╭─ Raw records

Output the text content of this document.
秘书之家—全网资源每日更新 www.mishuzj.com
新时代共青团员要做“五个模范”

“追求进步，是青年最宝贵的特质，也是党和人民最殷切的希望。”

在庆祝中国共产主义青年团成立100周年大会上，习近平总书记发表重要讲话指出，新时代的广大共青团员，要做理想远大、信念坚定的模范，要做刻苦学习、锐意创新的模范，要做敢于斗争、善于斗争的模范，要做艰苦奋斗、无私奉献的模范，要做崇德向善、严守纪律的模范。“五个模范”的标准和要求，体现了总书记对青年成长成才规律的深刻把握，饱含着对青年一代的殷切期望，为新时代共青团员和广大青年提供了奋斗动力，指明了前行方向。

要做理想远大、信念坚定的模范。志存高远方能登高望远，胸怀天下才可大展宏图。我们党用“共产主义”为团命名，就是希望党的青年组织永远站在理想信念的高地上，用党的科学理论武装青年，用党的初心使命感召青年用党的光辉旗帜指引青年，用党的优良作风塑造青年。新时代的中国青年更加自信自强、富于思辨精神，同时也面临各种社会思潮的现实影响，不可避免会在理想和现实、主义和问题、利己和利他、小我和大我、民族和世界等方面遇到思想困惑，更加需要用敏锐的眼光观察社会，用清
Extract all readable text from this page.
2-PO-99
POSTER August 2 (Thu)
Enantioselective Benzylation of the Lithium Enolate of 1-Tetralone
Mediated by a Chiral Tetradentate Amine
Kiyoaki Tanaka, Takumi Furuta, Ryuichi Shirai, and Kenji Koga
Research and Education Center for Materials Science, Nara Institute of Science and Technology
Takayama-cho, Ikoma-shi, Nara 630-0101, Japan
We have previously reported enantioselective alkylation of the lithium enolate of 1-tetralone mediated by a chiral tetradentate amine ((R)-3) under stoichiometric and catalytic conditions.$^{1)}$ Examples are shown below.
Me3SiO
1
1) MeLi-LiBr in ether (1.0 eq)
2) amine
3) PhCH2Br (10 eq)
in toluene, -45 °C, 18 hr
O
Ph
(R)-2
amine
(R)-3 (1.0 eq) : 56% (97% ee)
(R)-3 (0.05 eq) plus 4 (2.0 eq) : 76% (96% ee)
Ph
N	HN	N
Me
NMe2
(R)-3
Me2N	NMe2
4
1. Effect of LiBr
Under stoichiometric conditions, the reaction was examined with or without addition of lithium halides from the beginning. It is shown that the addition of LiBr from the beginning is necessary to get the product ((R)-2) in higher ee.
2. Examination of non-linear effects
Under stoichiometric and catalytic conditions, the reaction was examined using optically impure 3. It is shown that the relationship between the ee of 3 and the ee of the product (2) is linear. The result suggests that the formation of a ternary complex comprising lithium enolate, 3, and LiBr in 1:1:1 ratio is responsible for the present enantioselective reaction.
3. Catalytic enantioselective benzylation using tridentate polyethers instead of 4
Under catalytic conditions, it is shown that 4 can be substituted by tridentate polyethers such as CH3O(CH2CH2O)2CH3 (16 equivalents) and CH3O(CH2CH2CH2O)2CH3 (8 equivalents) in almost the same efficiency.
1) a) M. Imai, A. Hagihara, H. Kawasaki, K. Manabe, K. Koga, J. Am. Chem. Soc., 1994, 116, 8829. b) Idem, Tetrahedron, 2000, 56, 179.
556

╰─

- Prompt:
Sift through the entries and copy every line with "this".

- Written answer:
Output the text content of this document.
Extract all readable text from this page.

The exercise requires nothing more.